• _Task input_

┌────────

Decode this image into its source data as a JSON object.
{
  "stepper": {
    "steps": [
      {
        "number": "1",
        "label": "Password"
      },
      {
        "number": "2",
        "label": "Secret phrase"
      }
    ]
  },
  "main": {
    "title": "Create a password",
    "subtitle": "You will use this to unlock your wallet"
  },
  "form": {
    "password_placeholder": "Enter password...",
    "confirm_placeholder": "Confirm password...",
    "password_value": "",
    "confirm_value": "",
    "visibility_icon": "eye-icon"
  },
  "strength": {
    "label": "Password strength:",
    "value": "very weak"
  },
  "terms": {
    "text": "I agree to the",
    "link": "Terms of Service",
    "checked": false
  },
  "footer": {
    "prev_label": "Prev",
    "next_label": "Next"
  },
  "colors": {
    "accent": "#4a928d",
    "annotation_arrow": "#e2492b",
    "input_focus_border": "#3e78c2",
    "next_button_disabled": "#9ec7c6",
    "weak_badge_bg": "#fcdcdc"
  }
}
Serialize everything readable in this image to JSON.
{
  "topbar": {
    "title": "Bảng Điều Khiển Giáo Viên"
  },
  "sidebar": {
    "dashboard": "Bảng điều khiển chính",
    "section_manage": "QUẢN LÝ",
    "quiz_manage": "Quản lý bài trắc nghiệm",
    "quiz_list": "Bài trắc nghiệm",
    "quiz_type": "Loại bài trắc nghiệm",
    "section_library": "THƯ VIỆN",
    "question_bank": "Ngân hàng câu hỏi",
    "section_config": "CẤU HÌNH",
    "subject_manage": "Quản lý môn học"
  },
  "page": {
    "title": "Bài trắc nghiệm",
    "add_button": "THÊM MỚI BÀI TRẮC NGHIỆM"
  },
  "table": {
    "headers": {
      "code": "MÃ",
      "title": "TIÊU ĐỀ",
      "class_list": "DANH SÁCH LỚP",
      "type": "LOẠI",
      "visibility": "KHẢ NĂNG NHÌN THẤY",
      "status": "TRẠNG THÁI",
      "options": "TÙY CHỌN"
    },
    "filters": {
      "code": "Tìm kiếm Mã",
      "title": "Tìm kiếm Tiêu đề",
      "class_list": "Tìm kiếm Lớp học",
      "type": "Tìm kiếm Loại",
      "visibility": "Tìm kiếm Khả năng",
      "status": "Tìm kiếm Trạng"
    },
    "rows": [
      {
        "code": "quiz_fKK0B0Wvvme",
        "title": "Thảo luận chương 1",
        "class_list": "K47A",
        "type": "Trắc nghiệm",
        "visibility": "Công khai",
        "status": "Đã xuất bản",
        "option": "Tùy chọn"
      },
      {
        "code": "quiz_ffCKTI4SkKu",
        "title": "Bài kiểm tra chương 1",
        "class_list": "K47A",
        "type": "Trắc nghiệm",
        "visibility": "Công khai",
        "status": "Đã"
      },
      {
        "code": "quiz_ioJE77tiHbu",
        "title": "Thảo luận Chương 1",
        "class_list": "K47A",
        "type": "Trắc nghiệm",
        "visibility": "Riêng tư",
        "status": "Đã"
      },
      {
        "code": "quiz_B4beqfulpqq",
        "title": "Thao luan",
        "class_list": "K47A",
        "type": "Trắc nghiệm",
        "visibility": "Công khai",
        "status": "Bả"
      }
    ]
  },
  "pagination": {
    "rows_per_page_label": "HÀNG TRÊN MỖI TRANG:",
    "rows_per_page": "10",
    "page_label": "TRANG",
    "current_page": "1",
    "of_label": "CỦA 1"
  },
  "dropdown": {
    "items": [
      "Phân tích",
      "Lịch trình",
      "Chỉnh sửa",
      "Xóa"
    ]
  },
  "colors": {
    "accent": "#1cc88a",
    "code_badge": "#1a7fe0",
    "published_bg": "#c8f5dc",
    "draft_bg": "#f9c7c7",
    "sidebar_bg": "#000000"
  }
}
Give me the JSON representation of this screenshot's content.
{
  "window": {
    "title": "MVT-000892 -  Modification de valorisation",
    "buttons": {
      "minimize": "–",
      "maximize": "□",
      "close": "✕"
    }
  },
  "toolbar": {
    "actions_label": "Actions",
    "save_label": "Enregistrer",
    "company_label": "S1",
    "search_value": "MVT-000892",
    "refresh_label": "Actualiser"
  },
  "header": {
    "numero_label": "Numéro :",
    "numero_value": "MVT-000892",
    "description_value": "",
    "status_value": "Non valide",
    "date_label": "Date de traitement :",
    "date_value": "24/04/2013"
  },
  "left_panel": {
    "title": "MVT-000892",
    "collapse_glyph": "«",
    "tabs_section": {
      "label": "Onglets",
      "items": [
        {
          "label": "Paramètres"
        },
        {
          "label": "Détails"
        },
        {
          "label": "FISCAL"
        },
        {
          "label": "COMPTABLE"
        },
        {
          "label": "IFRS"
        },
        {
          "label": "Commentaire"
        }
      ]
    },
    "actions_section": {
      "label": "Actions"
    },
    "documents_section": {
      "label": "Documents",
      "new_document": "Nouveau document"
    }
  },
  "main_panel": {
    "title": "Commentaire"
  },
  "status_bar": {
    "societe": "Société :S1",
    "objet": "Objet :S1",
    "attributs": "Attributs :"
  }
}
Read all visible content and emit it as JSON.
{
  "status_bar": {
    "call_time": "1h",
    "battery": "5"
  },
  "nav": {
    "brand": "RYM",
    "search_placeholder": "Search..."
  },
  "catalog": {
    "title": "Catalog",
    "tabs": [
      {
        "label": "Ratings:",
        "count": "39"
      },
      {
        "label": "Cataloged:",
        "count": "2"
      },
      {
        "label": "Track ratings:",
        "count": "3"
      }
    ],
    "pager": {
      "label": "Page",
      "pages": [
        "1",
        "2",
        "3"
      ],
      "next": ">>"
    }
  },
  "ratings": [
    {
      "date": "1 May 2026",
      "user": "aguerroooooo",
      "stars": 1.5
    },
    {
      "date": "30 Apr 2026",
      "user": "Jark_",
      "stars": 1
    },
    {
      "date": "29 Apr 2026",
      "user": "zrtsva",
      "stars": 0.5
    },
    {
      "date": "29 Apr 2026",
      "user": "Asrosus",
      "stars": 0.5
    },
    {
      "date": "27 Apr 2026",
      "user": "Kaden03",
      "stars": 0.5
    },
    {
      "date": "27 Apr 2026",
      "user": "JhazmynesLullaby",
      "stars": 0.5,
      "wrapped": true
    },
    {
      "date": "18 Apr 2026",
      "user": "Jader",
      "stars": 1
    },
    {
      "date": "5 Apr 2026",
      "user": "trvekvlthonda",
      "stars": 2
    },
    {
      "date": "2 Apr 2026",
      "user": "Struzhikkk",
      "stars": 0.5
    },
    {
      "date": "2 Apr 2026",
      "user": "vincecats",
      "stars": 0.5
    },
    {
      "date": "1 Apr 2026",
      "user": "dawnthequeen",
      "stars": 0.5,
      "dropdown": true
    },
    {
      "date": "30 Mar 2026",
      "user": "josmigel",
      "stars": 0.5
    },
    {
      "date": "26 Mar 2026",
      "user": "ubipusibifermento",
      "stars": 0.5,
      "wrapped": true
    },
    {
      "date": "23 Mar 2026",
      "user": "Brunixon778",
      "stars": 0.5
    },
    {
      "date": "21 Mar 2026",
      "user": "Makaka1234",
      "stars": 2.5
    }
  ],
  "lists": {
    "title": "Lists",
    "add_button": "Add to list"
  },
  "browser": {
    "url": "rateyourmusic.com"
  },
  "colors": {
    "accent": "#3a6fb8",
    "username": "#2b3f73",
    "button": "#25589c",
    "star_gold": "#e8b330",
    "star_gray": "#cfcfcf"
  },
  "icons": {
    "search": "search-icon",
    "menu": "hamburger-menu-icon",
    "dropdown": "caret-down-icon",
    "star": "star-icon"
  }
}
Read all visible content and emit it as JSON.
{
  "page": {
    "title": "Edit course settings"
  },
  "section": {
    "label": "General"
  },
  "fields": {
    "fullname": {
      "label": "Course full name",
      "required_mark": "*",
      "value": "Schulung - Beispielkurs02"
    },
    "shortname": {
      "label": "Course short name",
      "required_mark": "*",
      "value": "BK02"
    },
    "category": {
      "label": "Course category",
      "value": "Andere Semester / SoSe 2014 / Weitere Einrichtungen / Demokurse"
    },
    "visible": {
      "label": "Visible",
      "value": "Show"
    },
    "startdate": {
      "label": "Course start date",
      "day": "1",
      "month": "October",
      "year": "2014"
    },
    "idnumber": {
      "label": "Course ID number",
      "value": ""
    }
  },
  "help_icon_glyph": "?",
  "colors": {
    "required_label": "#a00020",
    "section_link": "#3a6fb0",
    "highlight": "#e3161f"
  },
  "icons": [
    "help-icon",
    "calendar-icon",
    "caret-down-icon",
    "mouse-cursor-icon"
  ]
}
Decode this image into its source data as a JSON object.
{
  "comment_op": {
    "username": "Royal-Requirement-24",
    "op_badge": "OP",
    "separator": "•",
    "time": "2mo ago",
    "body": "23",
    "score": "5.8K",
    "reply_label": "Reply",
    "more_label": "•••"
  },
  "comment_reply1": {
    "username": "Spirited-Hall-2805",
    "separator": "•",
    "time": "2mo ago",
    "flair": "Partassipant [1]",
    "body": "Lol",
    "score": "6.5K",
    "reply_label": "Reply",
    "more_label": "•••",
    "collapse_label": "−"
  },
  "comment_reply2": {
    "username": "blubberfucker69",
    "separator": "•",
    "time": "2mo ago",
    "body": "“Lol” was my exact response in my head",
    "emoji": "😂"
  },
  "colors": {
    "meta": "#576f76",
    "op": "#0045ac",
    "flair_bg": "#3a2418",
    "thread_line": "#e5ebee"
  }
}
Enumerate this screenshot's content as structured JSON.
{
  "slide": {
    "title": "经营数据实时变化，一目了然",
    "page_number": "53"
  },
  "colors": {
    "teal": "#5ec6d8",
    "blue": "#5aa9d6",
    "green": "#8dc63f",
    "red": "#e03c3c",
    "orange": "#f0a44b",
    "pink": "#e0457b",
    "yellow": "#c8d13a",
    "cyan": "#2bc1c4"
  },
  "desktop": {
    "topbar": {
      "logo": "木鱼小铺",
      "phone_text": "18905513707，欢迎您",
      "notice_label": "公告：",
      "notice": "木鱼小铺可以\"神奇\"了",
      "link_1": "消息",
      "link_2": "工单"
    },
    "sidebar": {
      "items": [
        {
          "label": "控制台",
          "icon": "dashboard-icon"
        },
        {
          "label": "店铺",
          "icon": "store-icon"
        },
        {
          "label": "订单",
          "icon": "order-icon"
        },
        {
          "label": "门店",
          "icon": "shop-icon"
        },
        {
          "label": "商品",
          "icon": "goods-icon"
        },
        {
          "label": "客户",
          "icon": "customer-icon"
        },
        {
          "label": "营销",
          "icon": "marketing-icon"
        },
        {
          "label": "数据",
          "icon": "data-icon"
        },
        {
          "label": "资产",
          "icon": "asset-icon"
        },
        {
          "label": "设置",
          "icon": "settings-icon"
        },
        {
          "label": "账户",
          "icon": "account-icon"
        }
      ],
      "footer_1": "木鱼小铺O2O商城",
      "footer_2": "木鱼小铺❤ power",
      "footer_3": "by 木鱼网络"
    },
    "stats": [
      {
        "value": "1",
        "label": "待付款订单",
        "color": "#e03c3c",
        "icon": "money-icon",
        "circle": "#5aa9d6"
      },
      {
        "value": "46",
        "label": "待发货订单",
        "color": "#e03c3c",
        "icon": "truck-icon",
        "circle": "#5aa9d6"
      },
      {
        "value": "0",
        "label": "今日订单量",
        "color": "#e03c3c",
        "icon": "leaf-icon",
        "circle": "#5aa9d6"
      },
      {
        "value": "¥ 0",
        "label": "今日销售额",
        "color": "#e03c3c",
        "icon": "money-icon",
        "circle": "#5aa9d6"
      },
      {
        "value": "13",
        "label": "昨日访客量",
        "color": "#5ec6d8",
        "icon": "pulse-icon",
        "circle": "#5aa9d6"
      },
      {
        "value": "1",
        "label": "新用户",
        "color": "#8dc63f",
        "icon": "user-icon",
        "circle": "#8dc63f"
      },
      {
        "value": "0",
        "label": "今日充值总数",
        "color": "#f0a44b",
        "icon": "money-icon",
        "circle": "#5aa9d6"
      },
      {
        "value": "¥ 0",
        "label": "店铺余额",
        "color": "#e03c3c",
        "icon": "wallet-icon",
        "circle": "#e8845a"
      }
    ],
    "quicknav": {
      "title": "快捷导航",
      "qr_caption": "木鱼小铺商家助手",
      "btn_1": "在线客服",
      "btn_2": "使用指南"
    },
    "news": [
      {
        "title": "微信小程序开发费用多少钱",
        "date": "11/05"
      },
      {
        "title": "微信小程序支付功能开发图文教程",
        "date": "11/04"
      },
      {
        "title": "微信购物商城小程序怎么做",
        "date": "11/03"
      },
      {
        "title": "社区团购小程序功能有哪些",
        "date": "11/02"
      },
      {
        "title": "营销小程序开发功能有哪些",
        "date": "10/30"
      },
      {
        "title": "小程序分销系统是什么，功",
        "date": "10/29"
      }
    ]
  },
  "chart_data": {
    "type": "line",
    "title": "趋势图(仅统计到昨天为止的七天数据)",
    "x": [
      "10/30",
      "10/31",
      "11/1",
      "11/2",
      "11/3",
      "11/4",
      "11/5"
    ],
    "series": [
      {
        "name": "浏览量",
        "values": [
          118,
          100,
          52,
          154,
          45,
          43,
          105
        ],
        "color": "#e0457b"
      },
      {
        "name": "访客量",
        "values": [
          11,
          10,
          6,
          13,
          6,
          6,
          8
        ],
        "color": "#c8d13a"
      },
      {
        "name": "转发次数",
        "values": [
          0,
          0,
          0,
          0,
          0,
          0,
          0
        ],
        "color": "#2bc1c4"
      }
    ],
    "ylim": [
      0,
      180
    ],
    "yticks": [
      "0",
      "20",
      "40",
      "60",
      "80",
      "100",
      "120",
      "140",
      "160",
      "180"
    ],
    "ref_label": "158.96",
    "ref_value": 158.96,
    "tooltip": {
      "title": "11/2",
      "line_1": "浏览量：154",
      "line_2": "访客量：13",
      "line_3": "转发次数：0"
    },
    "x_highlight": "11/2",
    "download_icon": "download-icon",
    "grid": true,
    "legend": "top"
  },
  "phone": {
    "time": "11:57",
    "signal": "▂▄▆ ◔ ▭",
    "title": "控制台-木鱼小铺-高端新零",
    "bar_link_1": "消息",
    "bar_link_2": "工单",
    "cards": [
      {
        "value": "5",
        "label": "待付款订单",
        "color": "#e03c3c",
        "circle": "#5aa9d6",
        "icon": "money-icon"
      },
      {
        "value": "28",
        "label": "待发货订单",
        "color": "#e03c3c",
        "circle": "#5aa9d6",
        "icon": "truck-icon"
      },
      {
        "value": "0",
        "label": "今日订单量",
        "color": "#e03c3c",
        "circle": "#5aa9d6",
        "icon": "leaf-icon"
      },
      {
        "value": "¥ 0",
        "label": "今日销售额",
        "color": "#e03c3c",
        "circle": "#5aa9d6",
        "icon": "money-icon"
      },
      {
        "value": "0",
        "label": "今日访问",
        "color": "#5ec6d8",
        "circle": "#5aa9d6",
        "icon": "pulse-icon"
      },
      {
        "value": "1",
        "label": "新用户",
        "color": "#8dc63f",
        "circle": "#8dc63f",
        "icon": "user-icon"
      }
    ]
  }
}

└────────

• _Your task_
Pick out lines containing the word "true", each one as written.

• _Result of this exercise_
      "wrapped": true
      "dropdown": true
      "wrapped": true
    "grid": true,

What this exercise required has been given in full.